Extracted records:
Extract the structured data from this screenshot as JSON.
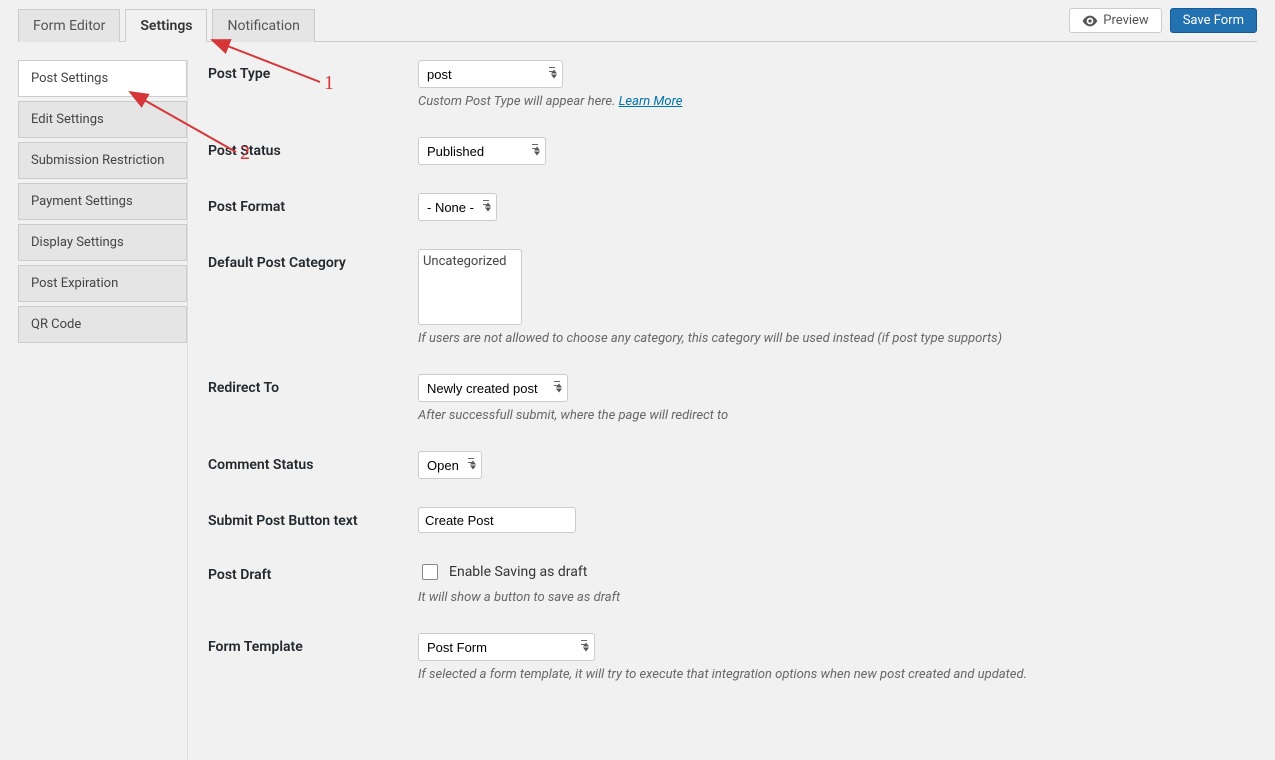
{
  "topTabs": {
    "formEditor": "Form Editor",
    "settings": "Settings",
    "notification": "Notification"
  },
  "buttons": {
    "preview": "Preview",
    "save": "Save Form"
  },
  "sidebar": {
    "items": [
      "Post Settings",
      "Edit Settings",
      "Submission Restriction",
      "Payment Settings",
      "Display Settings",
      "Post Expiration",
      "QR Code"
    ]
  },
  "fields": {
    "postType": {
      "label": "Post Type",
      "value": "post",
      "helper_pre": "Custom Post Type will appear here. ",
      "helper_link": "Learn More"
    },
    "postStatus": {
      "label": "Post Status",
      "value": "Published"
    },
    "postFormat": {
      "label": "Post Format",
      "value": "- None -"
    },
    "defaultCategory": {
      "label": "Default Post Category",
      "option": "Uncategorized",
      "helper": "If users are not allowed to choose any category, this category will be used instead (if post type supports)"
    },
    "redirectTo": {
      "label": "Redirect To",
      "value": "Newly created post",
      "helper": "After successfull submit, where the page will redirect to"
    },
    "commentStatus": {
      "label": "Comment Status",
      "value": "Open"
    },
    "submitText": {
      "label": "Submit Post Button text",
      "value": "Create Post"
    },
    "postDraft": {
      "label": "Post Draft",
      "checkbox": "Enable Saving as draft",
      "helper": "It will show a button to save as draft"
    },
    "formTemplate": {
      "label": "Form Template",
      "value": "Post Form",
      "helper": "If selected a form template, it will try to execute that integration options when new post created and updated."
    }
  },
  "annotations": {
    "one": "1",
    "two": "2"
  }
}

> TASK INSTRUCTIONS: Can you repeat every record above exactly, apart from the pictures?

> SOLUTION TO THE EXERCISE:
Extract the structured data from this screenshot as JSON.
{
  "topTabs": {
    "formEditor": "Form Editor",
    "settings": "Settings",
    "notification": "Notification"
  },
  "buttons": {
    "preview": "Preview",
    "save": "Save Form"
  },
  "sidebar": {
    "items": [
      "Post Settings",
      "Edit Settings",
      "Submission Restriction",
      "Payment Settings",
      "Display Settings",
      "Post Expiration",
      "QR Code"
    ]
  },
  "fields": {
    "postType": {
      "label": "Post Type",
      "value": "post",
      "helper_pre": "Custom Post Type will appear here. ",
      "helper_link": "Learn More"
    },
    "postStatus": {
      "label": "Post Status",
      "value": "Published"
    },
    "postFormat": {
      "label": "Post Format",
      "value": "- None -"
    },
    "defaultCategory": {
      "label": "Default Post Category",
      "option": "Uncategorized",
      "helper": "If users are not allowed to choose any category, this category will be used instead (if post type supports)"
    },
    "redirectTo": {
      "label": "Redirect To",
      "value": "Newly created post",
      "helper": "After successfull submit, where the page will redirect to"
    },
    "commentStatus": {
      "label": "Comment Status",
      "value": "Open"
    },
    "submitText": {
      "label": "Submit Post Button text",
      "value": "Create Post"
    },
    "postDraft": {
      "label": "Post Draft",
      "checkbox": "Enable Saving as draft",
      "helper": "It will show a button to save as draft"
    },
    "formTemplate": {
      "label": "Form Template",
      "value": "Post Form",
      "helper": "If selected a form template, it will try to execute that integration options when new post created and updated."
    }
  },
  "annotations": {
    "one": "1",
    "two": "2"
  }
}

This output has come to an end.